**Given task:** Restate every line of the material, word for word.

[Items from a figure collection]

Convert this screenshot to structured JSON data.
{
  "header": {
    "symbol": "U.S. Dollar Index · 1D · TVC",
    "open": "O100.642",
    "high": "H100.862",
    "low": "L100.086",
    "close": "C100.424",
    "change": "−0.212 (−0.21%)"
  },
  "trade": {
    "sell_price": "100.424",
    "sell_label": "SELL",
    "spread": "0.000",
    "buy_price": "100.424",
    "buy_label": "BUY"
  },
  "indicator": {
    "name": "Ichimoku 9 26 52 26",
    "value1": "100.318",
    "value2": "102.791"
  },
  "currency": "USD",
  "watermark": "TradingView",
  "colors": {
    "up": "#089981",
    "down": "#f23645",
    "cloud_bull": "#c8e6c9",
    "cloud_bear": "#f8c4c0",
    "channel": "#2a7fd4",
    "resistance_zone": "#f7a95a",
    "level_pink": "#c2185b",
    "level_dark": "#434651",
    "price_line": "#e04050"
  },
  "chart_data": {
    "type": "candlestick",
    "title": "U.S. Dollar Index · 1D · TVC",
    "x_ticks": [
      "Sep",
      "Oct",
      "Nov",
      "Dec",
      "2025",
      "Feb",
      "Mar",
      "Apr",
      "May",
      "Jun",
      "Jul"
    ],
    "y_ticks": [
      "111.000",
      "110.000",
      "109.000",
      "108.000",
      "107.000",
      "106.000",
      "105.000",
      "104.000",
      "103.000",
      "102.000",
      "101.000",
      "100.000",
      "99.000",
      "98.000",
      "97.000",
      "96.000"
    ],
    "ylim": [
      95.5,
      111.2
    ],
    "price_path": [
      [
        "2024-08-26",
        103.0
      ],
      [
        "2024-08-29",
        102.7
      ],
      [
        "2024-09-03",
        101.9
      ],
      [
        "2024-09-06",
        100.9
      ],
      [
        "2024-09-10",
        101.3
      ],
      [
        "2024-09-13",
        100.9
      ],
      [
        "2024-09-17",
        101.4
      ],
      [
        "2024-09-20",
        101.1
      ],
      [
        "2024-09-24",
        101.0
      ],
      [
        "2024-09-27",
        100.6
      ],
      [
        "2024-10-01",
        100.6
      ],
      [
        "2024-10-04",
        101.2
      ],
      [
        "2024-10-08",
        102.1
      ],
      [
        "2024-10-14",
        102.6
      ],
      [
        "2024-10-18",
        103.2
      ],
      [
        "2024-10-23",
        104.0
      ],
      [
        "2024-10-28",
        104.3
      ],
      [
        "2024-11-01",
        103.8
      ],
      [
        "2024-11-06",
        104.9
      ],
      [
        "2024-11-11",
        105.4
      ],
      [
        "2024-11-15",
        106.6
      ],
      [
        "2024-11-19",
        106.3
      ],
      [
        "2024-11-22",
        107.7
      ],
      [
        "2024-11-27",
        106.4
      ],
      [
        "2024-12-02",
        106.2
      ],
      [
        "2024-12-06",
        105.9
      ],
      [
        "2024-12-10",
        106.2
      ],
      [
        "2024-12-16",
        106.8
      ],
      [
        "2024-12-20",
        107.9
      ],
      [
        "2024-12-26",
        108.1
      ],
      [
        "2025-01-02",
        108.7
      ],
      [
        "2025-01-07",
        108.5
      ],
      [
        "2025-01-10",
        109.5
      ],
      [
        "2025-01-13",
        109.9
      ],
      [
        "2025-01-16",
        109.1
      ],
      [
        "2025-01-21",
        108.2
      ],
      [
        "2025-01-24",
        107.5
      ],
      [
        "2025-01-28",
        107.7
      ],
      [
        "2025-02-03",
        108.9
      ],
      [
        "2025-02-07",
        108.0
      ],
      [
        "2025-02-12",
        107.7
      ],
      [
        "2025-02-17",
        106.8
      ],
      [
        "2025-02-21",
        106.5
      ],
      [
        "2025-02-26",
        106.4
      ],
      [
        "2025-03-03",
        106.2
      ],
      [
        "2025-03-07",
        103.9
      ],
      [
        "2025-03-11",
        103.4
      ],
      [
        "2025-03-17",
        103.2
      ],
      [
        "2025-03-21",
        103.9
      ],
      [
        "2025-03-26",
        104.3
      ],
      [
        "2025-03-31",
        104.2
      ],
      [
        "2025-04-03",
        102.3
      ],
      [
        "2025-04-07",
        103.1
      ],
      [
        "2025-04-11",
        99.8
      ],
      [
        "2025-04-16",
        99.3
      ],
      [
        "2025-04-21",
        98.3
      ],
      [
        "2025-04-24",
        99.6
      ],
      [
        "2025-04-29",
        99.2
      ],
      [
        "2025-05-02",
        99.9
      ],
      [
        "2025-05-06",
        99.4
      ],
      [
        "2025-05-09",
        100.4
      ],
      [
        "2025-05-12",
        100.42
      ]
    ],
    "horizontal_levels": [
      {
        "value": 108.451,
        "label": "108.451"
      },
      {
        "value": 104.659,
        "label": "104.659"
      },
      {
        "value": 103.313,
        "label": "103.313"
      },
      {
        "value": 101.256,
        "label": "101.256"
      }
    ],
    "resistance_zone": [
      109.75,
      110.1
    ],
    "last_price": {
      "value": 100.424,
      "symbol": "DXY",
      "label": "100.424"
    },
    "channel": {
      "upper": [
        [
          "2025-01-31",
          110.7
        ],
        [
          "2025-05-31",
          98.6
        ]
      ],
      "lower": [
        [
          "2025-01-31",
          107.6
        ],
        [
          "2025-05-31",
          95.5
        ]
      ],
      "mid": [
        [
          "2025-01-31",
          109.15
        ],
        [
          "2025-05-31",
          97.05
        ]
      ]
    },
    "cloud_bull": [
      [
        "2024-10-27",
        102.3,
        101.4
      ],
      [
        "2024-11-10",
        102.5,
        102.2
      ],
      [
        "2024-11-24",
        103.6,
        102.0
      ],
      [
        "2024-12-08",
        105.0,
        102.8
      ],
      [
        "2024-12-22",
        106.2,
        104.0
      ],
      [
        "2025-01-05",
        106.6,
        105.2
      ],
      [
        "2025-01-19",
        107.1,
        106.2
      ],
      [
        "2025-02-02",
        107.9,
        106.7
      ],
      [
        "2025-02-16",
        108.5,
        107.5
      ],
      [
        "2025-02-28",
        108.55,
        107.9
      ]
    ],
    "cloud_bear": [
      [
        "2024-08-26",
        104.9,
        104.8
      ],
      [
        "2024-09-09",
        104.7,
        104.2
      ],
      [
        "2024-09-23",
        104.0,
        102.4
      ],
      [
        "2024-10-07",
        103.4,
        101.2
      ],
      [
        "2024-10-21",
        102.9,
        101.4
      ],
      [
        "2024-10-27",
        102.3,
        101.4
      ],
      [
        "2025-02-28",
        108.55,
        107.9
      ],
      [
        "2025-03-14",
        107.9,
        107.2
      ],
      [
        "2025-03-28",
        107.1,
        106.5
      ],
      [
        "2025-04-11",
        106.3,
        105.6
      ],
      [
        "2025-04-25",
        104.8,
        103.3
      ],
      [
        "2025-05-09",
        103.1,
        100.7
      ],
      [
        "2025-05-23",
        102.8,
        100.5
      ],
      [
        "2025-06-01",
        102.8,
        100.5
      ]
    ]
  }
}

**Task output:**
Convert this screenshot to structured JSON data.
{
  "header": {
    "symbol": "U.S. Dollar Index · 1D · TVC",
    "open": "O100.642",
    "high": "H100.862",
    "low": "L100.086",
    "close": "C100.424",
    "change": "−0.212 (−0.21%)"
  },
  "trade": {
    "sell_price": "100.424",
    "sell_label": "SELL",
    "spread": "0.000",
    "buy_price": "100.424",
    "buy_label": "BUY"
  },
  "indicator": {
    "name": "Ichimoku 9 26 52 26",
    "value1": "100.318",
    "value2": "102.791"
  },
  "currency": "USD",
  "watermark": "TradingView",
  "colors": {
    "up": "#089981",
    "down": "#f23645",
    "cloud_bull": "#c8e6c9",
    "cloud_bear": "#f8c4c0",
    "channel": "#2a7fd4",
    "resistance_zone": "#f7a95a",
    "level_pink": "#c2185b",
    "level_dark": "#434651",
    "price_line": "#e04050"
  },
  "chart_data": {
    "type": "candlestick",
    "title": "U.S. Dollar Index · 1D · TVC",
    "x_ticks": [
      "Sep",
      "Oct",
      "Nov",
      "Dec",
      "2025",
      "Feb",
      "Mar",
      "Apr",
      "May",
      "Jun",
      "Jul"
    ],
    "y_ticks": [
      "111.000",
      "110.000",
      "109.000",
      "108.000",
      "107.000",
      "106.000",
      "105.000",
      "104.000",
      "103.000",
      "102.000",
      "101.000",
      "100.000",
      "99.000",
      "98.000",
      "97.000",
      "96.000"
    ],
    "ylim": [
      95.5,
      111.2
    ],
    "price_path": [
      [
        "2024-08-26",
        103.0
      ],
      [
        "2024-08-29",
        102.7
      ],
      [
        "2024-09-03",
        101.9
      ],
      [
        "2024-09-06",
        100.9
      ],
      [
        "2024-09-10",
        101.3
      ],
      [
        "2024-09-13",
        100.9
      ],
      [
        "2024-09-17",
        101.4
      ],
      [
        "2024-09-20",
        101.1
      ],
      [
        "2024-09-24",
        101.0
      ],
      [
        "2024-09-27",
        100.6
      ],
      [
        "2024-10-01",
        100.6
      ],
      [
        "2024-10-04",
        101.2
      ],
      [
        "2024-10-08",
        102.1
      ],
      [
        "2024-10-14",
        102.6
      ],
      [
        "2024-10-18",
        103.2
      ],
      [
        "2024-10-23",
        104.0
      ],
      [
        "2024-10-28",
        104.3
      ],
      [
        "2024-11-01",
        103.8
      ],
      [
        "2024-11-06",
        104.9
      ],
      [
        "2024-11-11",
        105.4
      ],
      [
        "2024-11-15",
        106.6
      ],
      [
        "2024-11-19",
        106.3
      ],
      [
        "2024-11-22",
        107.7
      ],
      [
        "2024-11-27",
        106.4
      ],
      [
        "2024-12-02",
        106.2
      ],
      [
        "2024-12-06",
        105.9
      ],
      [
        "2024-12-10",
        106.2
      ],
      [
        "2024-12-16",
        106.8
      ],
      [
        "2024-12-20",
        107.9
      ],
      [
        "2024-12-26",
        108.1
      ],
      [
        "2025-01-02",
        108.7
      ],
      [
        "2025-01-07",
        108.5
      ],
      [
        "2025-01-10",
        109.5
      ],
      [
        "2025-01-13",
        109.9
      ],
      [
        "2025-01-16",
        109.1
      ],
      [
        "2025-01-21",
        108.2
      ],
      [
        "2025-01-24",
        107.5
      ],
      [
        "2025-01-28",
        107.7
      ],
      [
        "2025-02-03",
        108.9
      ],
      [
        "2025-02-07",
        108.0
      ],
      [
        "2025-02-12",
        107.7
      ],
      [
        "2025-02-17",
        106.8
      ],
      [
        "2025-02-21",
        106.5
      ],
      [
        "2025-02-26",
        106.4
      ],
      [
        "2025-03-03",
        106.2
      ],
      [
        "2025-03-07",
        103.9
      ],
      [
        "2025-03-11",
        103.4
      ],
      [
        "2025-03-17",
        103.2
      ],
      [
        "2025-03-21",
        103.9
      ],
      [
        "2025-03-26",
        104.3
      ],
      [
        "2025-03-31",
        104.2
      ],
      [
        "2025-04-03",
        102.3
      ],
      [
        "2025-04-07",
        103.1
      ],
      [
        "2025-04-11",
        99.8
      ],
      [
        "2025-04-16",
        99.3
      ],
      [
        "2025-04-21",
        98.3
      ],
      [
        "2025-04-24",
        99.6
      ],
      [
        "2025-04-29",
        99.2
      ],
      [
        "2025-05-02",
        99.9
      ],
      [
        "2025-05-06",
        99.4
      ],
      [
        "2025-05-09",
        100.4
      ],
      [
        "2025-05-12",
        100.42
      ]
    ],
    "horizontal_levels": [
      {
        "value": 108.451,
        "label": "108.451"
      },
      {
        "value": 104.659,
        "label": "104.659"
      },
      {
        "value": 103.313,
        "label": "103.313"
      },
      {
        "value": 101.256,
        "label": "101.256"
      }
    ],
    "resistance_zone": [
      109.75,
      110.1
    ],
    "last_price": {
      "value": 100.424,
      "symbol": "DXY",
      "label": "100.424"
    },
    "channel": {
      "upper": [
        [
          "2025-01-31",
          110.7
        ],
        [
          "2025-05-31",
          98.6
        ]
      ],
      "lower": [
        [
          "2025-01-31",
          107.6
        ],
        [
          "2025-05-31",
          95.5
        ]
      ],
      "mid": [
        [
          "2025-01-31",
          109.15
        ],
        [
          "2025-05-31",
          97.05
        ]
      ]
    },
    "cloud_bull": [
      [
        "2024-10-27",
        102.3,
        101.4
      ],
      [
        "2024-11-10",
        102.5,
        102.2
      ],
      [
        "2024-11-24",
        103.6,
        102.0
      ],
      [
        "2024-12-08",
        105.0,
        102.8
      ],
      [
        "2024-12-22",
        106.2,
        104.0
      ],
      [
        "2025-01-05",
        106.6,
        105.2
      ],
      [
        "2025-01-19",
        107.1,
        106.2
      ],
      [
        "2025-02-02",
        107.9,
        106.7
      ],
      [
        "2025-02-16",
        108.5,
        107.5
      ],
      [
        "2025-02-28",
        108.55,
        107.9
      ]
    ],
    "cloud_bear": [
      [
        "2024-08-26",
        104.9,
        104.8
      ],
      [
        "2024-09-09",
        104.7,
        104.2
      ],
      [
        "2024-09-23",
        104.0,
        102.4
      ],
      [
        "2024-10-07",
        103.4,
        101.2
      ],
      [
        "2024-10-21",
        102.9,
        101.4
      ],
      [
        "2024-10-27",
        102.3,
        101.4
      ],
      [
        "2025-02-28",
        108.55,
        107.9
      ],
      [
        "2025-03-14",
        107.9,
        107.2
      ],
      [
        "2025-03-28",
        107.1,
        106.5
      ],
      [
        "2025-04-11",
        106.3,
        105.6
      ],
      [
        "2025-04-25",
        104.8,
        103.3
      ],
      [
        "2025-05-09",
        103.1,
        100.7
      ],
      [
        "2025-05-23",
        102.8,
        100.5
      ],
      [
        "2025-06-01",
        102.8,
        100.5
      ]
    ]
  }
}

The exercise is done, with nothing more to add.